* **Given text**:
>>
8
BYE BYE BIRDIE

My audition took place in a dimly lit, empty theater off Broadway, somewhere in the Forties. It was an overcast winter day. I walked into the theater and took off my jacket; I wore a sweater and khakis. There were only a few people there, including Gower, a handsome, serious man. It looked and felt how I imagine most people picture a Broadway audition—dark, austere, tense, and scary.

Gower and his producers sat at a table in front. I stayed in the back until I heard my name, then took my place on the stage. There was one light shining down and a piano player on the side.

After answering a few questions, I sang “Till There Was You” from The Music Man and then “Once in Love with Amy” with a little soft-shoe that I knew. When I finished, Gower came onstage and said, “You’ve got the part.” Just like that. He gave me the job. Right on the spot.

I didn’t know what the hell to say, and what I eventually said sounded completely wrong.

“But I … I can’t really dance.”

“Don’t worry about that,” he said. “I saw what you can do. That’s what we’ll build on. I’ll teach you to dance.”

Those lessons paid off handsomely. With a book by Michael Stewart and music and lyrics from Charles Strouse and Lee Adams, respectively, Birdie was a takeoff on the mania that swept through the youth of America when Elvis Presley was drafted into the Army in 1958. After I saw a run-through of the number “Telephone Hour,” I called my wife and told her that this show was going to go and probably do very well. It felt like everything worked.

From day one, the show had a special feel, at least among those of us on the inside, a remarkable cast featuring Dick Gautier as Conrad Birdie, Susan Watson as Kim MacAfee, Paul Lynde as her father, Kay Medford as my mother, Chita Rivera as my assistant, Rosie Alvarez, and me in the role of agent and songwriter Albert Peterson. Michael J. Pollard played the kid, Hugo, and Charles Nelson Reilly was Mr. Henkel, in addition to my understudy.

We rehearsed at the Phyllis Anderson Theater on Fourteenth Street, near the great old German restaurant Luchow’s, in the heart of what had once been the Yiddish theater district. Chita and I met on the first day of rehearsals and instantly hit it off. Both of us were clowns and made each other laugh. Gower sent us home one day after we couldn’t stop ourselves from laughing. He was a quiet man and under a lot of stress from directing and choreographing the show, and he just snapped.

“Just go home!” he said.

We left the theater like naughty schoolchildren, laughing even though we knew nothing was funny. I thought we were going to get fired.

I lucked out being able to dance with Chita. She was a natural, a whiz-bang genuine crowd-pleaser. I didn’t have to do much of anything except move with her, and as a result, I ended up looking like Fred Astaire. Her husband, Tony Mordente, later spotlighted in West Side Story, was understudying the role of Birdie and assisting Gower, and he grew jealous of how chummy Chita and I became.
<<
* **Supplied data**:
>>
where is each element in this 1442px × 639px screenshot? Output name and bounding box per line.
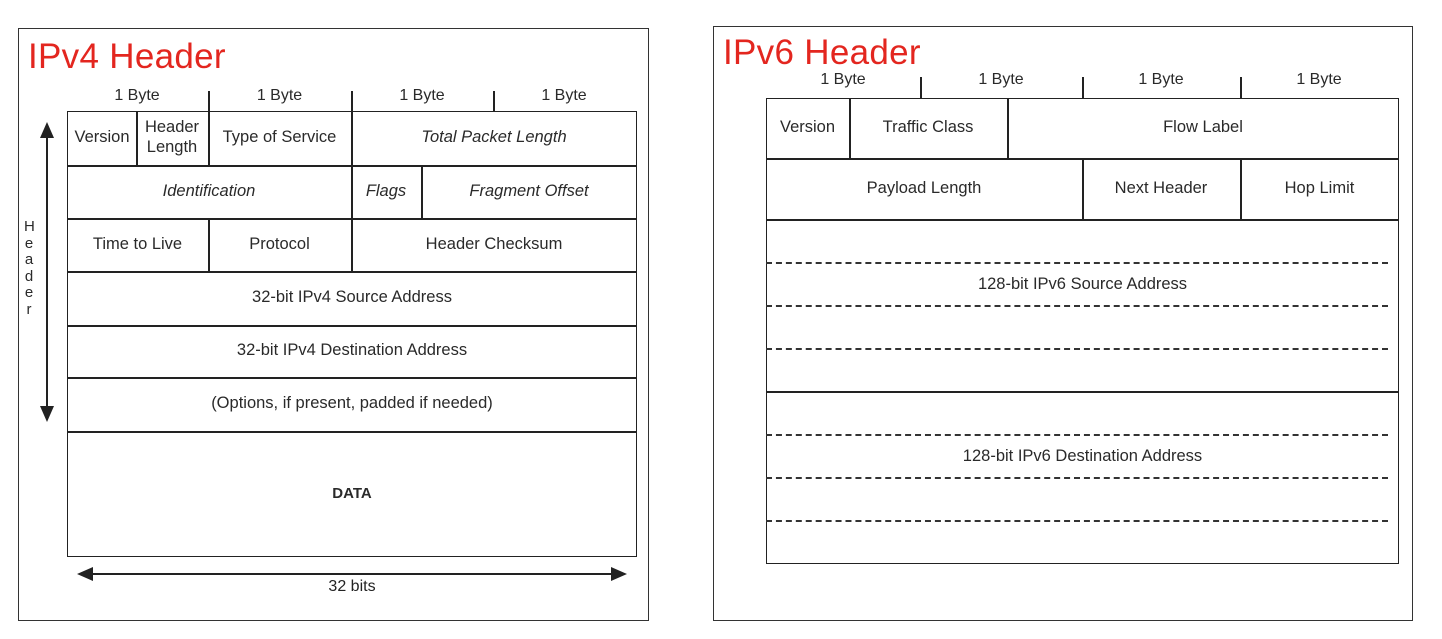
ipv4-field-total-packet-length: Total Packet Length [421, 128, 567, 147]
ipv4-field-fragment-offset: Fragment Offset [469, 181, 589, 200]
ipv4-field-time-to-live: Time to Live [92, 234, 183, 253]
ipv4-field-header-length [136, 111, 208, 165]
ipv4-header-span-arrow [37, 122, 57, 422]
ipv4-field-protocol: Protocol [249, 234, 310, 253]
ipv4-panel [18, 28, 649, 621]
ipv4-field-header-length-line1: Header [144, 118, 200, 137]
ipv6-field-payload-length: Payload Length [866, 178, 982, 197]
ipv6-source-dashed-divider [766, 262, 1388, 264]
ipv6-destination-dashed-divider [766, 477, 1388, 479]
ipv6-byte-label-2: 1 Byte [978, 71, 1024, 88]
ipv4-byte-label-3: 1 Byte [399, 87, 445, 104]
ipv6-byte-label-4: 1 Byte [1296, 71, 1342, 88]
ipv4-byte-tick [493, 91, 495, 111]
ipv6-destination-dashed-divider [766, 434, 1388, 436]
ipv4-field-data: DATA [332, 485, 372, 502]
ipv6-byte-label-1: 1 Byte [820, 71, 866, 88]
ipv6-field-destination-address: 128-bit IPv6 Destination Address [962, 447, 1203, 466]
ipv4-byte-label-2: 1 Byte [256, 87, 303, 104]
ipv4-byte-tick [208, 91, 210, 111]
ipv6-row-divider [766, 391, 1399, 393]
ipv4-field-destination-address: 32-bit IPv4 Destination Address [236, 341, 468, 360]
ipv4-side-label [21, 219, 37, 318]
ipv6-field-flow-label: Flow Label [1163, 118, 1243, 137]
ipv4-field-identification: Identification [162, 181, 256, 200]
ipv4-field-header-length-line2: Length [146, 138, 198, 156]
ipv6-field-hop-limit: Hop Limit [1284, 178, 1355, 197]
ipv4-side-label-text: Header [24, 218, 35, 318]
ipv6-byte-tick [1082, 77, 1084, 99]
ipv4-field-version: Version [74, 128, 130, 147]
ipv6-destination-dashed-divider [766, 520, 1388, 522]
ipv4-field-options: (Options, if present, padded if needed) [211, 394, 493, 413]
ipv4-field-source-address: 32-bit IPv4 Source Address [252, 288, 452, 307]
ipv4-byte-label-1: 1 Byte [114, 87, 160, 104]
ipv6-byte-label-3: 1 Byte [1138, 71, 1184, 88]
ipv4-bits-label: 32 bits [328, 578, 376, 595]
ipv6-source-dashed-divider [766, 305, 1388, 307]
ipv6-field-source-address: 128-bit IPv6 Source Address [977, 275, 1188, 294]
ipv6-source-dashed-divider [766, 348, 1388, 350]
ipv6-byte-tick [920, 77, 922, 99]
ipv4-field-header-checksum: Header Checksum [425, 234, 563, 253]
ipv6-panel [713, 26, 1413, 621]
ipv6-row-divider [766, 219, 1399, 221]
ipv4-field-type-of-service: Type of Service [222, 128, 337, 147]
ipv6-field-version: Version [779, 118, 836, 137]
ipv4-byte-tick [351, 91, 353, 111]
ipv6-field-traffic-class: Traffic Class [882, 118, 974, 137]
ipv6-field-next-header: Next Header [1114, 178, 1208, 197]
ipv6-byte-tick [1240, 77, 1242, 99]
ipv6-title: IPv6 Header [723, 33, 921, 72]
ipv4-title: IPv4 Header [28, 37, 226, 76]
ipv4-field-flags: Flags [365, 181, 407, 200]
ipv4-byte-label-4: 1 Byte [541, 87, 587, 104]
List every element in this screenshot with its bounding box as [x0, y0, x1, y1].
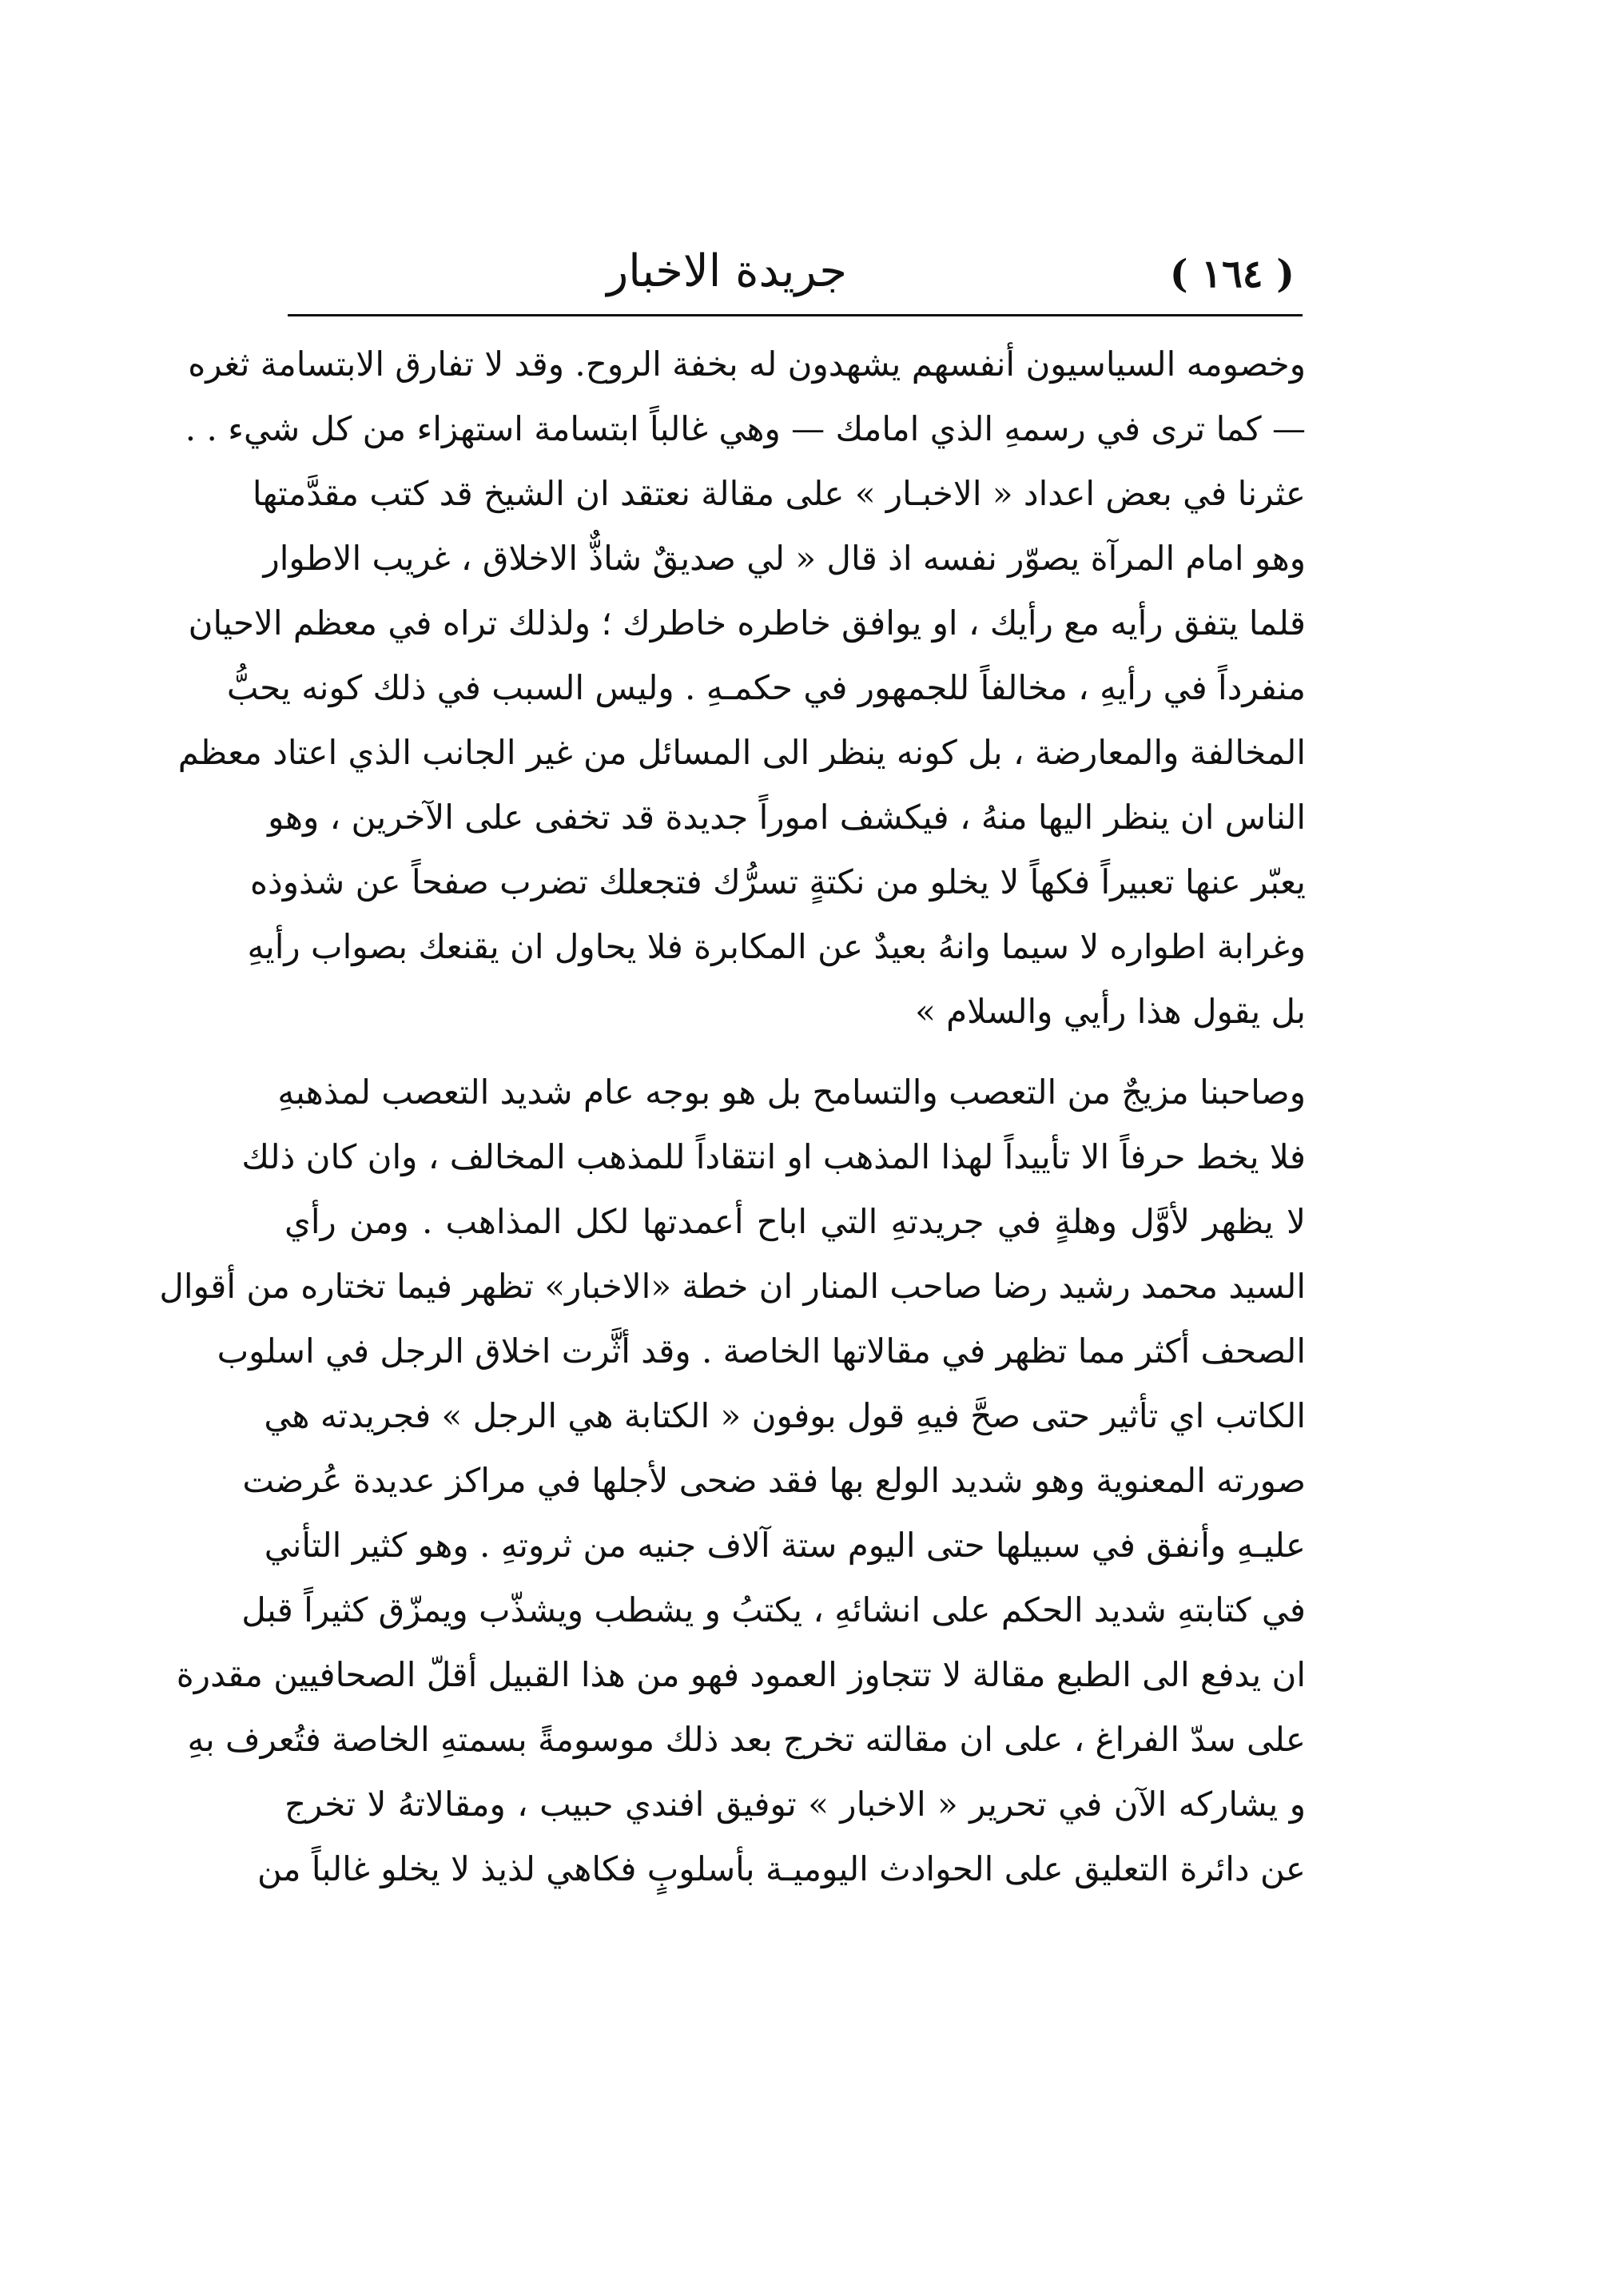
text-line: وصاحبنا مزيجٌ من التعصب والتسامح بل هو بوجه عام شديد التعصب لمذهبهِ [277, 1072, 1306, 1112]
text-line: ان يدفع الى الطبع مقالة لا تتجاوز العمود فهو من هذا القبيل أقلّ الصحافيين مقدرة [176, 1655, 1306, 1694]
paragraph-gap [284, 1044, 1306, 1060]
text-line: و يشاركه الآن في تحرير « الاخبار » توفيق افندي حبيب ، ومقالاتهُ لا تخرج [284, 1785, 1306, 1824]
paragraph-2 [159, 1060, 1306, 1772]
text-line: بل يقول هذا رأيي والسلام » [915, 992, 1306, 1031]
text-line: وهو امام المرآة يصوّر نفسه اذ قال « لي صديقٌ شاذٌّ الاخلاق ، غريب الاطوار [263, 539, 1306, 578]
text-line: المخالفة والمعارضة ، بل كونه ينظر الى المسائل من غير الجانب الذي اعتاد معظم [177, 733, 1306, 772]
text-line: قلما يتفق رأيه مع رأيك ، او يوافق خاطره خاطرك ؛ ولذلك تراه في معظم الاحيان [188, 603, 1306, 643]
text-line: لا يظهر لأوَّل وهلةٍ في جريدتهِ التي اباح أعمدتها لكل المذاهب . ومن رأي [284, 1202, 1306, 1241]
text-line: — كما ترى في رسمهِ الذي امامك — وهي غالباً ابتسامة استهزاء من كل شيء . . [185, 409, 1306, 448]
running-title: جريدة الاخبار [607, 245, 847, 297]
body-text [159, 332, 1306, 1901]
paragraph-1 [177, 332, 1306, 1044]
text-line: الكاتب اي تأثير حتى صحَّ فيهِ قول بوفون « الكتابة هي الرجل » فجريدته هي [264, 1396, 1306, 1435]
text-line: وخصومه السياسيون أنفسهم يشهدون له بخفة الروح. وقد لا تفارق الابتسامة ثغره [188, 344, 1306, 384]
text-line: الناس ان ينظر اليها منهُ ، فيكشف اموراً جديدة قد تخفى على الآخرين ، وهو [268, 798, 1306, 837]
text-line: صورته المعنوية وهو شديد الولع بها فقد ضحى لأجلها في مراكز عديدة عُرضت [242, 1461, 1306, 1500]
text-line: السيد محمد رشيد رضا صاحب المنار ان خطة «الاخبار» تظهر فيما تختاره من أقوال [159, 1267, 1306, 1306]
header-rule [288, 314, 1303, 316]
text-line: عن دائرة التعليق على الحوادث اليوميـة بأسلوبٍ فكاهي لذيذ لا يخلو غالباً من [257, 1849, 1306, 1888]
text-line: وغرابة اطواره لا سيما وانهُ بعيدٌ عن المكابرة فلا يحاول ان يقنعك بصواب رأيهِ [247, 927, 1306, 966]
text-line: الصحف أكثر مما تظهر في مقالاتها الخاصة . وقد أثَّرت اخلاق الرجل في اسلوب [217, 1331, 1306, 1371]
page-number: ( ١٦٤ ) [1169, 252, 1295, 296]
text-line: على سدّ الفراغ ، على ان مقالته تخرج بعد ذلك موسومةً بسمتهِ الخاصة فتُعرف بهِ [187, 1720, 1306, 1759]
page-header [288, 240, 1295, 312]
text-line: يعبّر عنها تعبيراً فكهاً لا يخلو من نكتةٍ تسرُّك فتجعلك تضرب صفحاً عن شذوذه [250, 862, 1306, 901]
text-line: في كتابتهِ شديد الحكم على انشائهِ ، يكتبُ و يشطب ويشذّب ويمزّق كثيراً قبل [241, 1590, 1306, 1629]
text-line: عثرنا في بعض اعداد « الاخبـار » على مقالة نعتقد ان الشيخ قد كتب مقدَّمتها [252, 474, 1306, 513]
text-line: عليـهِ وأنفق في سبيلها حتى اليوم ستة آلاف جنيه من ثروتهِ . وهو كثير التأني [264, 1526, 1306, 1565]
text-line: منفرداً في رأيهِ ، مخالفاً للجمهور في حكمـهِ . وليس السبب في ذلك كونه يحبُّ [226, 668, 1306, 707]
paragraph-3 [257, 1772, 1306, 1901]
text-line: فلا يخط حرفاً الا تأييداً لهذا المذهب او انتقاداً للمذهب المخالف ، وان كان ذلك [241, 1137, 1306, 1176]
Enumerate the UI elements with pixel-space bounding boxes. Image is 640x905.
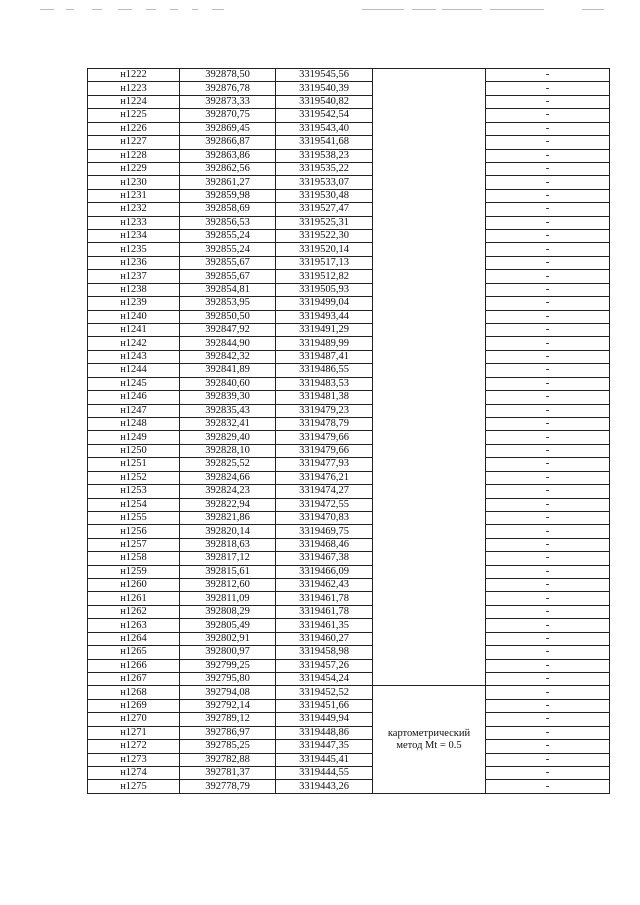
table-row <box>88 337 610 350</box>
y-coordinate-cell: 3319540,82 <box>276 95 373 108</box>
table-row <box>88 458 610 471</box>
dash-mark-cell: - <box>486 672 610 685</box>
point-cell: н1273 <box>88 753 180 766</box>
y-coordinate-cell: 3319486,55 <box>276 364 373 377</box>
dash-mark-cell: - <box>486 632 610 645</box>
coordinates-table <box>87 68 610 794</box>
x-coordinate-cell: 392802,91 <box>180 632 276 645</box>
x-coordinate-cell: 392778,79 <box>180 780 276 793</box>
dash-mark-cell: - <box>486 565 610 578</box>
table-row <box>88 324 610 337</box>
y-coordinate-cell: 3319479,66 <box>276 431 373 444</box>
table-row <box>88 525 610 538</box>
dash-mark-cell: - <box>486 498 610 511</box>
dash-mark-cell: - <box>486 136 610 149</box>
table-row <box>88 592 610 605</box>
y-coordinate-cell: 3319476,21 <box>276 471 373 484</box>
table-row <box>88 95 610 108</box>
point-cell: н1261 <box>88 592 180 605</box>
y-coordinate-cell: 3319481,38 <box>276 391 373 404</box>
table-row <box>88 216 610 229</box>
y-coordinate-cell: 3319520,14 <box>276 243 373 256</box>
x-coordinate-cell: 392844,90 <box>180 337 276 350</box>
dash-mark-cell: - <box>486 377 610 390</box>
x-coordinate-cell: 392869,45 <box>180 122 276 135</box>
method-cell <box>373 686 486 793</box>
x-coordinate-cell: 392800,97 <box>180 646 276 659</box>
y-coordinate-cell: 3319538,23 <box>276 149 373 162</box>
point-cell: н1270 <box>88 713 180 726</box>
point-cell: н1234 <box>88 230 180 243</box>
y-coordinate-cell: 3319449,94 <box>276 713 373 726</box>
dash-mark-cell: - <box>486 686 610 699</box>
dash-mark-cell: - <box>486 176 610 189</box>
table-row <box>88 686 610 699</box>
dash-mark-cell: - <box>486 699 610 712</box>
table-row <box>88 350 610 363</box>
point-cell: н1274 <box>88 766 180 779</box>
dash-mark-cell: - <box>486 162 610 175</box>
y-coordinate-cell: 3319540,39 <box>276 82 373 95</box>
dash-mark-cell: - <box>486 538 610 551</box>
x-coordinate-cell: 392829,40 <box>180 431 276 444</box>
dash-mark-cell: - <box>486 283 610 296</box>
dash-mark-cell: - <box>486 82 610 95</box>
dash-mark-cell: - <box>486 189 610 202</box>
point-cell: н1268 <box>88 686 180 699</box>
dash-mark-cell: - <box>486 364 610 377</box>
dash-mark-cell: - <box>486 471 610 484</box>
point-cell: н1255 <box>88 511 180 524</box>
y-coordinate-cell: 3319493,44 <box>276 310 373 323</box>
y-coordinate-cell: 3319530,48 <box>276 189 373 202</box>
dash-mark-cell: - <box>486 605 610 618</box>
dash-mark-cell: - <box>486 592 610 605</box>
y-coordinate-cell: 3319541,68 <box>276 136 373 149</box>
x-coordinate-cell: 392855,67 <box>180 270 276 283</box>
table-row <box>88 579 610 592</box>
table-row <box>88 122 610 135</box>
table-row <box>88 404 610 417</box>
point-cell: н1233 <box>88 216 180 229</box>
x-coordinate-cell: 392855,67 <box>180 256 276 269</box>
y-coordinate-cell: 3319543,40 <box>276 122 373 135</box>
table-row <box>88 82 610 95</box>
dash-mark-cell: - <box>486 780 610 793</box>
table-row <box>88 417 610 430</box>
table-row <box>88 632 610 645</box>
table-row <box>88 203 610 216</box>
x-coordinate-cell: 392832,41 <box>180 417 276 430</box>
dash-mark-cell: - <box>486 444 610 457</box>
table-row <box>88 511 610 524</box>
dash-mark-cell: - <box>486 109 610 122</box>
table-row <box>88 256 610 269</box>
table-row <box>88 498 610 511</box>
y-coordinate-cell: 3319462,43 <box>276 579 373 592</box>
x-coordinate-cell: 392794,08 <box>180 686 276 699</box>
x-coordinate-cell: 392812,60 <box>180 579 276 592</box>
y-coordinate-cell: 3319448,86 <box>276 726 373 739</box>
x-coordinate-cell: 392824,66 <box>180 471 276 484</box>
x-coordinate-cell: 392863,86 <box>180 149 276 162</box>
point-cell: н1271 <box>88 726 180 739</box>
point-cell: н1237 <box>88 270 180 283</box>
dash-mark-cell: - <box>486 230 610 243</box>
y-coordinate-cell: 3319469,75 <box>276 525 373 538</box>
<<
* **Problems to solve**:
[1] In the Bye Bye Birdie chapter, where did the cast rehearse?
[2] Mark each statement yes or no against the Bye Bye Birdie chapter, and quote the words that decide it: (a) The narrator sang "Till There Was You" at the audition. (b) Dick Gautier played Albert Peterson. (c) Tony Mordente understudied the role of Birdie.
[3] Write the next part of the Bye Bye Birdie chapter, picking up after its final sentence.

* **Written answers**:
[1] At the Phyllis Anderson Theater on Fourteenth Street.

[2]
(a) Yes: "I sang “Till There Was You” from The Music Man"
(b) No: "Dick Gautier as Conrad Birdie"
(c) Yes: "was understudying the role of Birdie and assisting Gower"

[3]
He was jealous of any guy who got near Chita or gave her a look. He blew up if a cabdriver said something to her. All of a sudden he got the idea Chita and I were stepping out on him, and one day he confronted me. For a moment I thought he might kill me.

“Are you crazy?” I said. “I don’t do that.”

Luckily he believed me and we all stayed good friends.

One night, just before we left town to workshop the show in Philadelphia, I exited the theater and started down the snow-covered sidewalk on Fourteenth Street when a tall, skinny guy came up to me and said, “Excuse me, do you have a dresser yet?”

I looked up—and up—and immediately recognized one of the tallest people I knew: Frank Adamo. A fairly recent acquaintance, he had recently lost his job as a junior ad executive at the J. Walter Thompson agency, and he was looking for something else, something different.

“I don’t know,” I said. “What’s a dresser?”

I really didn’t know.

When I had done Girls Against the Boys the previous year I didn’t know that theater people did their own makeup. On the first night, I asked someone to point me toward the makeup room. They laughed and explained that I had to do it myself. That night, I borrowed makeup from some people and went out looking like Emmett Kelly the clown.

Frank smiled.

“Sure,” he said. “A dresser is the person who takes care of your wardrobe, makes sure it’s clean and hung up and ready for you every night. I’ll also do all the other things you will need done.”

“Oh, I see,” I said.

“I also need a job,” he said matter-of-factly.

“Well, you got one,” I said. “We’re opening at the Shubert Theater in Philadelphia.”

“Yes, I know,” he said.

“Then I’ll see you there.”

We shook hands, and the next time I saw Frank was in Philadelphia where he had my clothes hung up in my dressing room, as promised. Somehow he intuitively knew I was particular about my clothes. He also took care of everything else. He was so good, in fact, that he ended up staying with me for years, later serving as my secretary and stand-in on The Dick Van Dyke Show. And later still, he worked for Mary Tyler Moore.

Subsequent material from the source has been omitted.